Given data:
'''

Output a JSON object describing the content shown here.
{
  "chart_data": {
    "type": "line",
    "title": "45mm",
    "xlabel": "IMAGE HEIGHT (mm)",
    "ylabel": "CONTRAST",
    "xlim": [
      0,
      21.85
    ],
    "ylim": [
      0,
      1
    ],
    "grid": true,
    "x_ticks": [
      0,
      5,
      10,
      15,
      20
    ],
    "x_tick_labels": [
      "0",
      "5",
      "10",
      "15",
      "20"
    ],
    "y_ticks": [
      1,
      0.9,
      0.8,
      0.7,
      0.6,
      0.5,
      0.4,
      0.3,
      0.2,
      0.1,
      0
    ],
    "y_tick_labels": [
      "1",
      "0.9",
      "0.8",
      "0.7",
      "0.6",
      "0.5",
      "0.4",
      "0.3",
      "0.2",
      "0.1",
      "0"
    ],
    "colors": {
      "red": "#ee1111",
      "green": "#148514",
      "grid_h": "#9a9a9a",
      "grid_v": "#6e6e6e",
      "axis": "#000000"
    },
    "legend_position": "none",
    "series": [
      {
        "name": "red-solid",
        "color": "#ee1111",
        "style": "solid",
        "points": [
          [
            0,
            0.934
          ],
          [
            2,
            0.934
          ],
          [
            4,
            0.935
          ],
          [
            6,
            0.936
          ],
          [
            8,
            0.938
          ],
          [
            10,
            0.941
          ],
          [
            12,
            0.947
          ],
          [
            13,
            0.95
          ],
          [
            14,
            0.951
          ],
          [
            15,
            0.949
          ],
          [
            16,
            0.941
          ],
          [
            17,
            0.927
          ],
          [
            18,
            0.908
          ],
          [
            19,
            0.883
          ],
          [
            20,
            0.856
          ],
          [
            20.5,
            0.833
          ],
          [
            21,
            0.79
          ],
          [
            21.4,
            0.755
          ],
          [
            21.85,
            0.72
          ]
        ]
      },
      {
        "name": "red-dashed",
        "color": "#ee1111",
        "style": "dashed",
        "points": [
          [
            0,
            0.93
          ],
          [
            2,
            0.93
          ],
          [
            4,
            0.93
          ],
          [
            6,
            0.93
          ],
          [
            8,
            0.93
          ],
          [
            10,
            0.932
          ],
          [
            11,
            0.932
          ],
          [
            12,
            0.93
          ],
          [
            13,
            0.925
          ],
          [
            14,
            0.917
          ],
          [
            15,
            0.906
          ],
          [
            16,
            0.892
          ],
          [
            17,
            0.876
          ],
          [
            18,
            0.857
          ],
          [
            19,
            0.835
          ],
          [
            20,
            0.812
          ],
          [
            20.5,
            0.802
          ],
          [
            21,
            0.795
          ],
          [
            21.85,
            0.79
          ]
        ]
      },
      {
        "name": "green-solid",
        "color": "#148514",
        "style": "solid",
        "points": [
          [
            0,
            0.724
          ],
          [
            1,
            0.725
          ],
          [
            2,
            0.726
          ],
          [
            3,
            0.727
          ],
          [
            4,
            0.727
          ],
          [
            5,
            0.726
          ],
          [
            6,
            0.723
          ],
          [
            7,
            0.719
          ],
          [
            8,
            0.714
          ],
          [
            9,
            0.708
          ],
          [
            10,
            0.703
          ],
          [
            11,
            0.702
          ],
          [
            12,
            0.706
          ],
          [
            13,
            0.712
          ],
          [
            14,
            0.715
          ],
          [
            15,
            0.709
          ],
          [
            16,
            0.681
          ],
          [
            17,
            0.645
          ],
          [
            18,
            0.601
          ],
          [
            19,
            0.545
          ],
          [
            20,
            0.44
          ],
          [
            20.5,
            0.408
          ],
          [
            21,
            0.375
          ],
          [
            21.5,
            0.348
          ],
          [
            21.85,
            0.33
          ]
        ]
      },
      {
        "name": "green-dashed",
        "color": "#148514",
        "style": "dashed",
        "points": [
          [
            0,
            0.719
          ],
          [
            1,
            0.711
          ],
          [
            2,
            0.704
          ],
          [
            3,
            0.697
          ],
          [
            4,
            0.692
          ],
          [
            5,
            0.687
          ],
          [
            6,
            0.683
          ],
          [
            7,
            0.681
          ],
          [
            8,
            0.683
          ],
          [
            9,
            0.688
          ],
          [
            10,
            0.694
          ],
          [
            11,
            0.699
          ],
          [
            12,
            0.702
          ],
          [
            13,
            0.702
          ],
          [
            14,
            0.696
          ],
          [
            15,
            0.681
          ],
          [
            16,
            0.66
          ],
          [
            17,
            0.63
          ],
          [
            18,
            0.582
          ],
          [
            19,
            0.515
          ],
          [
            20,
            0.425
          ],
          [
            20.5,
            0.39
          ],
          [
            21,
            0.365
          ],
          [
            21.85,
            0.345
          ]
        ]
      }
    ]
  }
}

'''

Given instruction: Extract, from the listing above, every line where the string "dashed" occurs.

Answer to the task:
        "name": "red-dashed",
        "style": "dashed",
        "name": "green-dashed",
        "style": "dashed",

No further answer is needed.